Exercise:
Report back each line of the records that contains the string "color".

Data to use:
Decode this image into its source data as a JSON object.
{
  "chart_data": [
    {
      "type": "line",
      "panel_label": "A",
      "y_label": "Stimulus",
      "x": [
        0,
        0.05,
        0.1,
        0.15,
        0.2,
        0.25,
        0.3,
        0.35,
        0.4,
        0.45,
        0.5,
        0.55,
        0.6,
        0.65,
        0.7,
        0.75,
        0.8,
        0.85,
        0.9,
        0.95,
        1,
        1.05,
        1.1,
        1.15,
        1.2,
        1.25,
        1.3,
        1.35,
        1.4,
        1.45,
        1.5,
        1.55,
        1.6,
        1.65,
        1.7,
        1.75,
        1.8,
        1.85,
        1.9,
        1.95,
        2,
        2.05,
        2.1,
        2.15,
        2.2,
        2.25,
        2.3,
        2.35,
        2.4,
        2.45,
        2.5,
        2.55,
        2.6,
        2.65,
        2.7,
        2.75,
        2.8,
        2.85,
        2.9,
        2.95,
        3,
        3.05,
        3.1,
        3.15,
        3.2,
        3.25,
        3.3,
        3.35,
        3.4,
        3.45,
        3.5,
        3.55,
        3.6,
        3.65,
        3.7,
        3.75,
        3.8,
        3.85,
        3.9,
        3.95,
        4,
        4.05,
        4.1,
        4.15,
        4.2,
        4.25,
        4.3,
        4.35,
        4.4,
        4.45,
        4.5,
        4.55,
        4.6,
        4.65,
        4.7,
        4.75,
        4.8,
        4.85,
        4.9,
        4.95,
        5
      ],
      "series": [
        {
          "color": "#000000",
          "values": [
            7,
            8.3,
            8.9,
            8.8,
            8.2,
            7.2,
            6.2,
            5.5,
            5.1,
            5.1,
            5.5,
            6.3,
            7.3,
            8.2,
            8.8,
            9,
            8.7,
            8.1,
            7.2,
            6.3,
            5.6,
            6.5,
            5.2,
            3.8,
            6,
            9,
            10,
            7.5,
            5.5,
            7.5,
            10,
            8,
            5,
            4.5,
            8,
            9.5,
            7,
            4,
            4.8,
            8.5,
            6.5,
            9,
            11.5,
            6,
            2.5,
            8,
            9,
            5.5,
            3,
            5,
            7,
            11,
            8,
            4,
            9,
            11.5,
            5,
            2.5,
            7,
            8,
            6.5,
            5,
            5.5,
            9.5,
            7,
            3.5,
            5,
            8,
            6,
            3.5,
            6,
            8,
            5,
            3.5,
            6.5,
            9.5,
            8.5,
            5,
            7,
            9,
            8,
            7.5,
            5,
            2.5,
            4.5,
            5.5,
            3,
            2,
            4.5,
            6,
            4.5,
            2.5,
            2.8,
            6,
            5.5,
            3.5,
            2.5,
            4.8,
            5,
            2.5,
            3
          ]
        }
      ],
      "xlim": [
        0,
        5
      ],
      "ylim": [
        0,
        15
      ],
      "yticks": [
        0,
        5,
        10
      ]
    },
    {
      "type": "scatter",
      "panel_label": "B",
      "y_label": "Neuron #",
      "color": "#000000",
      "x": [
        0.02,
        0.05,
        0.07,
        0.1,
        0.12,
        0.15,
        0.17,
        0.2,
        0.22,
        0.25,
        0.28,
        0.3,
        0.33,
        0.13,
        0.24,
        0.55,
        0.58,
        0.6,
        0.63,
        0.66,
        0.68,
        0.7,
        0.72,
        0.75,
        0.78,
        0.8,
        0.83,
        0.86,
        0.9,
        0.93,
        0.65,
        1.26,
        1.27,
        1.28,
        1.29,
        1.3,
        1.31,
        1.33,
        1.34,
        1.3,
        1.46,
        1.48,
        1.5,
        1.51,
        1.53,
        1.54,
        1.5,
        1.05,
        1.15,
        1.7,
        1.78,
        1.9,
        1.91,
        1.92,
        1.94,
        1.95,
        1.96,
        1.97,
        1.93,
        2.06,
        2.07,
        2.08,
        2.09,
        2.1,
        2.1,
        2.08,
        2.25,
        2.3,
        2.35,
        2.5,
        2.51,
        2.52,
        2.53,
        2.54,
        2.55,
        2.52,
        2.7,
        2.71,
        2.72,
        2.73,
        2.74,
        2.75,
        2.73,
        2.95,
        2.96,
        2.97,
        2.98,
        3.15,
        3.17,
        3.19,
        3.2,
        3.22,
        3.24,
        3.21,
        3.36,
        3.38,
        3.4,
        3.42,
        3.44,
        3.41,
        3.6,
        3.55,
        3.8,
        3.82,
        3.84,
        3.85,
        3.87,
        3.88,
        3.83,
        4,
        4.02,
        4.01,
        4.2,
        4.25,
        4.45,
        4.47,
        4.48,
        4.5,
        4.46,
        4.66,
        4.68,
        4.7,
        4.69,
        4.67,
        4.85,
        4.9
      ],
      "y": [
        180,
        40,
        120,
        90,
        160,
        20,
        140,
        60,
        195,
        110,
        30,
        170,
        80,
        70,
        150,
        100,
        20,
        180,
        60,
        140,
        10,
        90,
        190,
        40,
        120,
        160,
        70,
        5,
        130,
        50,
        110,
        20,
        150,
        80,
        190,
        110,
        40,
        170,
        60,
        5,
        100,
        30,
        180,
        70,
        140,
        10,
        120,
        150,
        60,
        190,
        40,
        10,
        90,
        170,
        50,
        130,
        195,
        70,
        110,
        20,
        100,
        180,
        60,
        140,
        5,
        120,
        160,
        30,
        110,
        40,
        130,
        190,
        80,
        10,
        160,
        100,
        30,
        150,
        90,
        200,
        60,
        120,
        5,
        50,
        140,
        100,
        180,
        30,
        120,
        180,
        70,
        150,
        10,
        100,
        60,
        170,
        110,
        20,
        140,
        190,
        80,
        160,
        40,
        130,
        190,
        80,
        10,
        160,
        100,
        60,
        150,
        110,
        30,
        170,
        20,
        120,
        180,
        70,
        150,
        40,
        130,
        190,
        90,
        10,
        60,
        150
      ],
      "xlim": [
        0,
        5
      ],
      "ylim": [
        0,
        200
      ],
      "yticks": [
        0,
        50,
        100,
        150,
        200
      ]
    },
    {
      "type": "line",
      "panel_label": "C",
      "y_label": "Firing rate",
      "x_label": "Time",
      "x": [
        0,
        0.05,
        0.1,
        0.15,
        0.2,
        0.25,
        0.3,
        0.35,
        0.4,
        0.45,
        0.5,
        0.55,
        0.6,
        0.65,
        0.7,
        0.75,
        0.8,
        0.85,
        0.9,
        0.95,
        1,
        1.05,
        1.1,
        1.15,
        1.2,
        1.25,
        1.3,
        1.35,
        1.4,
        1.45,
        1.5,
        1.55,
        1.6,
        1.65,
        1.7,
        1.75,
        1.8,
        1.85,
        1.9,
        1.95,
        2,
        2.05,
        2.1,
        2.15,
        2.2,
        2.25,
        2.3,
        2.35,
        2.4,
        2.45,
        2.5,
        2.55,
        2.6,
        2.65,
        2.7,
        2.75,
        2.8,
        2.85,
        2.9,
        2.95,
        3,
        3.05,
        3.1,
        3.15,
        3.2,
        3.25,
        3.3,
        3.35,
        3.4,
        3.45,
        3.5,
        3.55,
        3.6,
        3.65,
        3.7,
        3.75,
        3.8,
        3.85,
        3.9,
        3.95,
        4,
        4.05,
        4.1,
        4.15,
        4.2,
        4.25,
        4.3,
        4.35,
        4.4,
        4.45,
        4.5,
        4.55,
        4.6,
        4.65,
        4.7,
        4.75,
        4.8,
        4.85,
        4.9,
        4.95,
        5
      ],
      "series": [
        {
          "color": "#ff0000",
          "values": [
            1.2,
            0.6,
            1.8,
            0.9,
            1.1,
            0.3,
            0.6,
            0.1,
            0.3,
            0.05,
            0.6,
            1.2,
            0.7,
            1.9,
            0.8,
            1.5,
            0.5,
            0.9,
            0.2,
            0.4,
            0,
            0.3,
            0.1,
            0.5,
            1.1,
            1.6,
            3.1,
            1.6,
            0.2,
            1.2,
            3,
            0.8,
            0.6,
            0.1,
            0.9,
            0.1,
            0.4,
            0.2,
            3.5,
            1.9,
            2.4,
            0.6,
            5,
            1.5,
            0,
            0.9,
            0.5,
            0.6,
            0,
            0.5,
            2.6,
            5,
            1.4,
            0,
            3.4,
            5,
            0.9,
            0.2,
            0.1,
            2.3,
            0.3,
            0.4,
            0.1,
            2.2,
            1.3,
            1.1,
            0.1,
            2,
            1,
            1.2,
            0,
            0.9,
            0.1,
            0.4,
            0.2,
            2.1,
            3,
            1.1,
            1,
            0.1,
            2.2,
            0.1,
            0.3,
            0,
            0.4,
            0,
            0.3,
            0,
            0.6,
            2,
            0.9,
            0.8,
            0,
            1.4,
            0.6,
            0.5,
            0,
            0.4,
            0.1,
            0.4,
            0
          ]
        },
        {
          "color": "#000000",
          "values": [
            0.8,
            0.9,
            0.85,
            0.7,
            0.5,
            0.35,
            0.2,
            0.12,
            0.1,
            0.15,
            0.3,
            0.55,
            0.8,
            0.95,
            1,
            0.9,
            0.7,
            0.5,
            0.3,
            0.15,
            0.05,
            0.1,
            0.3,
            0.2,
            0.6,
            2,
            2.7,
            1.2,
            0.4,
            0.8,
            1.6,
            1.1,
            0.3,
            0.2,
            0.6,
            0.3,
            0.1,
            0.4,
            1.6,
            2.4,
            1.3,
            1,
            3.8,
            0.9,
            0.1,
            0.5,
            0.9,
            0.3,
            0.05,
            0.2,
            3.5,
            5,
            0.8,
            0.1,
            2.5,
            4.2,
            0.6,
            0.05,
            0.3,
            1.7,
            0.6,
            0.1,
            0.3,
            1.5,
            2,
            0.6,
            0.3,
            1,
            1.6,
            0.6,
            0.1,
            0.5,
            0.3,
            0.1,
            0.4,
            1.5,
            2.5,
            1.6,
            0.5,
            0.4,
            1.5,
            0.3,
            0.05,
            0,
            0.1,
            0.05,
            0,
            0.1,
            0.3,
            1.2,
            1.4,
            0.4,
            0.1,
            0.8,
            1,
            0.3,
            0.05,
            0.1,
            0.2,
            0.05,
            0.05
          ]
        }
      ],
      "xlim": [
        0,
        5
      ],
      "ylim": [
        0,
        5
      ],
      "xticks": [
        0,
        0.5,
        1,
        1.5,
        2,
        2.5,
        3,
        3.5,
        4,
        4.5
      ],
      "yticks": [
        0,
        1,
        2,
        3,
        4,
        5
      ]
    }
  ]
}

Answer to the exercise:
          "color": "#000000",
      "color": "#000000",
          "color": "#ff0000",
          "color": "#000000",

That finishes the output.